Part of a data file
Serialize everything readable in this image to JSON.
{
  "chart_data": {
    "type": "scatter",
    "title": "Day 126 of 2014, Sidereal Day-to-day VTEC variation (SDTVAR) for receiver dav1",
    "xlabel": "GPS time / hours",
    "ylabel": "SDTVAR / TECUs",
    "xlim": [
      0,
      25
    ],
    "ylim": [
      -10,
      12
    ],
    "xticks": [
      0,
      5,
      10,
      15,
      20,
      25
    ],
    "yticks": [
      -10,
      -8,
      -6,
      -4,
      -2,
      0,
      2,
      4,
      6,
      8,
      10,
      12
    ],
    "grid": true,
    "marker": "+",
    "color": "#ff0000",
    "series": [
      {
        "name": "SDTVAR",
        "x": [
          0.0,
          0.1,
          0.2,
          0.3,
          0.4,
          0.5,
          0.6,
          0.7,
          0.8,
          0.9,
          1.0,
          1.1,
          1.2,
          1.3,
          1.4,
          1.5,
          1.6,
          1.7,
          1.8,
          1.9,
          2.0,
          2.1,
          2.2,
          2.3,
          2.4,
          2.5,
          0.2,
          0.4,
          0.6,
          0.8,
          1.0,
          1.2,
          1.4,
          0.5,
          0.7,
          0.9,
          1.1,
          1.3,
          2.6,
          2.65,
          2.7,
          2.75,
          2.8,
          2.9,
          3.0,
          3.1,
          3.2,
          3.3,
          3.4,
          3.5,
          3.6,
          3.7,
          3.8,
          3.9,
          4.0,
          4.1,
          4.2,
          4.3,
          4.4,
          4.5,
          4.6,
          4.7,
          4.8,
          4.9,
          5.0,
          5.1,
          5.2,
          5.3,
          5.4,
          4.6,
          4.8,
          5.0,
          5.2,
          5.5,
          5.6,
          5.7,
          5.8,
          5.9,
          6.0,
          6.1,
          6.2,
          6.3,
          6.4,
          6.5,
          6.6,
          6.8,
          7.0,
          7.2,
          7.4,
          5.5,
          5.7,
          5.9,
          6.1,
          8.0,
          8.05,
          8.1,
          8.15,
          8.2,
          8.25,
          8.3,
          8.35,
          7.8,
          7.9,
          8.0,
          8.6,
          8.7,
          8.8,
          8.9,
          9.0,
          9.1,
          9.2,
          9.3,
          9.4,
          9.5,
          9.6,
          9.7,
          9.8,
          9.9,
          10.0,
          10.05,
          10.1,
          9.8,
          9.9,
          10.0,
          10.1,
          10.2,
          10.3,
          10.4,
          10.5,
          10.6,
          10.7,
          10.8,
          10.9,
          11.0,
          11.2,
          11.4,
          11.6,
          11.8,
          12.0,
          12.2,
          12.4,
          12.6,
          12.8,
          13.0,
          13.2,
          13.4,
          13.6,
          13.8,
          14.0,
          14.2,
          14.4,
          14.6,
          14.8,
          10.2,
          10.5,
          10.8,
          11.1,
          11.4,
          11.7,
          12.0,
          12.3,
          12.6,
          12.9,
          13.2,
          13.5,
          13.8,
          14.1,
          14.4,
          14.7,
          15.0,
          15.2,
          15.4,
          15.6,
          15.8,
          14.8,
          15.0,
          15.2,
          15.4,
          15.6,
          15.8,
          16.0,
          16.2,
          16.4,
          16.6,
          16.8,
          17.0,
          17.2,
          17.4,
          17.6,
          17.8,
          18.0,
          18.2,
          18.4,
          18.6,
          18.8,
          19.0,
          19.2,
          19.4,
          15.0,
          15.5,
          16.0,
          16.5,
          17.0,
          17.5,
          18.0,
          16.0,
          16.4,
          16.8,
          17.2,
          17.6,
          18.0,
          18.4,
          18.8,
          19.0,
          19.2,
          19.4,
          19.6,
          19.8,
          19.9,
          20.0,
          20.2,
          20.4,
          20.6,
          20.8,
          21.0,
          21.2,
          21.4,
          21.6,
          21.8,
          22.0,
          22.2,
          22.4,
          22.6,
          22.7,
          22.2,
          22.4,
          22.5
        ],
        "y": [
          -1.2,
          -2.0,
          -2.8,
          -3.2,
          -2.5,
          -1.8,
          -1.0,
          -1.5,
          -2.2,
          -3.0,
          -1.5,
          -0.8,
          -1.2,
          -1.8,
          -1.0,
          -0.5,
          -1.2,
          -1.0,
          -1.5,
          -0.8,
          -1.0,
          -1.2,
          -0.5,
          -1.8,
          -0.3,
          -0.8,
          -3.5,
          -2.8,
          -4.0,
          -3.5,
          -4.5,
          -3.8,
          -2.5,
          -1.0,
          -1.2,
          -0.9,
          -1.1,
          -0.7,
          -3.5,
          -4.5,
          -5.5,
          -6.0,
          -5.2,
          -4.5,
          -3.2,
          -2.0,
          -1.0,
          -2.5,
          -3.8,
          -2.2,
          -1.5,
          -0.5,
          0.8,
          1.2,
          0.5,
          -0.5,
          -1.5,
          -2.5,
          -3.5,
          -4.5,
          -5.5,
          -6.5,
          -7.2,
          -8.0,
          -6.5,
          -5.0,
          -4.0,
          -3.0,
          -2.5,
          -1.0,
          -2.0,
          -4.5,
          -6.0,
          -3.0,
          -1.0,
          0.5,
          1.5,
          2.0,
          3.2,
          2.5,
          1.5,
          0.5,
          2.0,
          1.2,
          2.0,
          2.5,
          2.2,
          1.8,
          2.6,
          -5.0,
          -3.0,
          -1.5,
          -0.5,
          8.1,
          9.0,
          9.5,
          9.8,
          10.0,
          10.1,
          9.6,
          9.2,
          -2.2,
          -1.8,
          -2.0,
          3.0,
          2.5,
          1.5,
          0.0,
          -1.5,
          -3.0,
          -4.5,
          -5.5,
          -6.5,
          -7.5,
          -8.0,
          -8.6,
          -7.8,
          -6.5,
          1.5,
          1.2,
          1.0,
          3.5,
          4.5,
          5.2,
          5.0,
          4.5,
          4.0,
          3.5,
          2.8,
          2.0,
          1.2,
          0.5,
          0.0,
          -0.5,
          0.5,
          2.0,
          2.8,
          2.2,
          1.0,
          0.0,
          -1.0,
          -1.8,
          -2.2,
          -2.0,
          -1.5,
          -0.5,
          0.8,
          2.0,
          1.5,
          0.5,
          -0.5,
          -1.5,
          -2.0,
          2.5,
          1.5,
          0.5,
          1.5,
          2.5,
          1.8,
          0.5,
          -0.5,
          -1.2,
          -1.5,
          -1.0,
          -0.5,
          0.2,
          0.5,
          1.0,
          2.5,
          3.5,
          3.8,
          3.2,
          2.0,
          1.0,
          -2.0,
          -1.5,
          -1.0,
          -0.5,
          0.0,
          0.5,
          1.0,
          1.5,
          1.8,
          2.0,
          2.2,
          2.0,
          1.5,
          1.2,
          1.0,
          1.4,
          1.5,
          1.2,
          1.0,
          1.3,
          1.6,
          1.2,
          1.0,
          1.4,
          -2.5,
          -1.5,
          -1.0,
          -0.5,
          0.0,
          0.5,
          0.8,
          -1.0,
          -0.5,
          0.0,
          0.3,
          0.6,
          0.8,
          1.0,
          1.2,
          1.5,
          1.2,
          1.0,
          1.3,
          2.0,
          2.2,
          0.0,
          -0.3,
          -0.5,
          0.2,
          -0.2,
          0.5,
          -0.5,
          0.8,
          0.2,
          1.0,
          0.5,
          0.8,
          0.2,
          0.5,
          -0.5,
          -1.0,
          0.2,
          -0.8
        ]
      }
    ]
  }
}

Exercise requirements
Find the word "SDTVAR" in the records and pull out each line that has it.

Task output
    "title": "Day 126 of 2014, Sidereal Day-to-day VTEC variation (SDTVAR) for receiver dav1",
    "ylabel": "SDTVAR / TECUs",
        "name": "SDTVAR",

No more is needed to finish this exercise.